Directions: Each line in the entries below that holds the string "teutschen" is to be listed.

___ Given entries

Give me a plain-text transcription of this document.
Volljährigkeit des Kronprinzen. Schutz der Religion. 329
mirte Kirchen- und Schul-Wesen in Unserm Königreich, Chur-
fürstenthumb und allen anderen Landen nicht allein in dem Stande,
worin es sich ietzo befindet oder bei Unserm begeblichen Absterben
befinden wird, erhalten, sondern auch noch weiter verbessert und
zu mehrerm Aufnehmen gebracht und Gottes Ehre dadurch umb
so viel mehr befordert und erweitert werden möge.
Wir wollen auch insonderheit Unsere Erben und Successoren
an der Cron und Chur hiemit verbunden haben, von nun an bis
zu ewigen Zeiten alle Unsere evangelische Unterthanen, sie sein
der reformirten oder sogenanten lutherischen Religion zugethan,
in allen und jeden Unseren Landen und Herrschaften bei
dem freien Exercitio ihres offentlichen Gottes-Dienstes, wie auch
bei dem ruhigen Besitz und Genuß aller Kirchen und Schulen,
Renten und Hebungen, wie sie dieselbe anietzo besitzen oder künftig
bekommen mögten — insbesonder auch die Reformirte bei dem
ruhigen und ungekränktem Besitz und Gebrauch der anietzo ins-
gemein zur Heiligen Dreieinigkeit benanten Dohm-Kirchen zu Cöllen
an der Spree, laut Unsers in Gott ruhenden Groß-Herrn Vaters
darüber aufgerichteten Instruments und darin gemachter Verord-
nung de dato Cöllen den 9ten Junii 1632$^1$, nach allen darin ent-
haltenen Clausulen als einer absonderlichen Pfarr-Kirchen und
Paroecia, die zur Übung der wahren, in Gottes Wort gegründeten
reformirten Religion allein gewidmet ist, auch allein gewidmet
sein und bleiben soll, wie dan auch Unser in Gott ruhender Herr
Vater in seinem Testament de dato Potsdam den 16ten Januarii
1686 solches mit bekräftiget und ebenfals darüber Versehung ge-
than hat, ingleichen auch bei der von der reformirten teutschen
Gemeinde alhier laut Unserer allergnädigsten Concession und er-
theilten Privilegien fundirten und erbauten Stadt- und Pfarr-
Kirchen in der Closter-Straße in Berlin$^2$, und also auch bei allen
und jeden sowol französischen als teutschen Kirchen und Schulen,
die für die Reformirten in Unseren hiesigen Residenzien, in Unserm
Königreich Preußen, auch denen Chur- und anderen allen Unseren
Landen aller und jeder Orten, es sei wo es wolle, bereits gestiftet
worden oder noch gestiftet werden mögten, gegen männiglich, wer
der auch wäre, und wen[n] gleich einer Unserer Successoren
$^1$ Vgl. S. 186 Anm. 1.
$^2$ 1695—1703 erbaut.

______

Task output:
than hat, ingleichen auch bei der von der reformirten teutschen
und jeden sowol französischen als teutschen Kirchen und Schulen,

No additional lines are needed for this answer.